======== DATASET CONTENT ========

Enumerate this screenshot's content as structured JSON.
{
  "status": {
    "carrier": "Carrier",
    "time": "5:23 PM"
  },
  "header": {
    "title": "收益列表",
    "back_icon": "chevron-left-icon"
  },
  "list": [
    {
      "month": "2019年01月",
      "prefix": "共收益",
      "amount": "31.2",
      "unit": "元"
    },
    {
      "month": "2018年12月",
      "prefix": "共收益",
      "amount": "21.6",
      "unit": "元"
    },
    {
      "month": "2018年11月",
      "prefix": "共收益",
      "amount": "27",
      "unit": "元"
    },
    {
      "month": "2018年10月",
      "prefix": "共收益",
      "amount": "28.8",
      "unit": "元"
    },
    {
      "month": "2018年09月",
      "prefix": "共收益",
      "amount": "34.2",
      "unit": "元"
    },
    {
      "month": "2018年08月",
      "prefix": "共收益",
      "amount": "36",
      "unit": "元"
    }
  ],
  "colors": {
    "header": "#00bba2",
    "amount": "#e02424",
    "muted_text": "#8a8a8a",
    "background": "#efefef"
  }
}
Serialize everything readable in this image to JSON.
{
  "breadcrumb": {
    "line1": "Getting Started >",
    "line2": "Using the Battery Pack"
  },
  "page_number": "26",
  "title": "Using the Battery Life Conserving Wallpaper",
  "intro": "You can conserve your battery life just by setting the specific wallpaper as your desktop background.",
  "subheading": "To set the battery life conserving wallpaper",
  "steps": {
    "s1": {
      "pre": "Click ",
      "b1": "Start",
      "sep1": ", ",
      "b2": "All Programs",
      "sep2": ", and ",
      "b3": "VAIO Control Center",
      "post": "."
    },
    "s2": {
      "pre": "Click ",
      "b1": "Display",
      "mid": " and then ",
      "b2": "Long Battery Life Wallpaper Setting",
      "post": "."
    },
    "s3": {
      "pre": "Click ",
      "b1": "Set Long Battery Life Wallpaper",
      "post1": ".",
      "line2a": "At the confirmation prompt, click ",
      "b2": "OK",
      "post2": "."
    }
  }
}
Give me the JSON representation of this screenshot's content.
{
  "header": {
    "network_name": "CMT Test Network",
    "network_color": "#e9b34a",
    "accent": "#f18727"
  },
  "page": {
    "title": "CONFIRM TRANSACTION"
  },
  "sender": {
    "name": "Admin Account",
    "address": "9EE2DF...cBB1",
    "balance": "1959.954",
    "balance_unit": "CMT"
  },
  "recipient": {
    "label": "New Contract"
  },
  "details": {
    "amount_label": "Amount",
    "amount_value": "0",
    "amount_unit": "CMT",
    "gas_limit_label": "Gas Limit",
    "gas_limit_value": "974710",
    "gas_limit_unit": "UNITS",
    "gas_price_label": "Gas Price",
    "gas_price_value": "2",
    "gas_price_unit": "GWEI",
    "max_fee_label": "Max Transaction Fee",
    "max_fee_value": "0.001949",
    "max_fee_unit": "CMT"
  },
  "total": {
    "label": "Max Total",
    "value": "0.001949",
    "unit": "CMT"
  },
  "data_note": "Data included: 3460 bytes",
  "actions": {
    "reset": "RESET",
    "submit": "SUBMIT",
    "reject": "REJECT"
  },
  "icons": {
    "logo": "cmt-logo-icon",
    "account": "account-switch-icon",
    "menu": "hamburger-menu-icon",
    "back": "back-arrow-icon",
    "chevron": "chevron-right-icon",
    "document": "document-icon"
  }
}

========

Using the material above, gather every line that includes "chevron".

**WORKED SOLUTION:**
    "back_icon": "chevron-left-icon"
    "chevron": "chevron-right-icon",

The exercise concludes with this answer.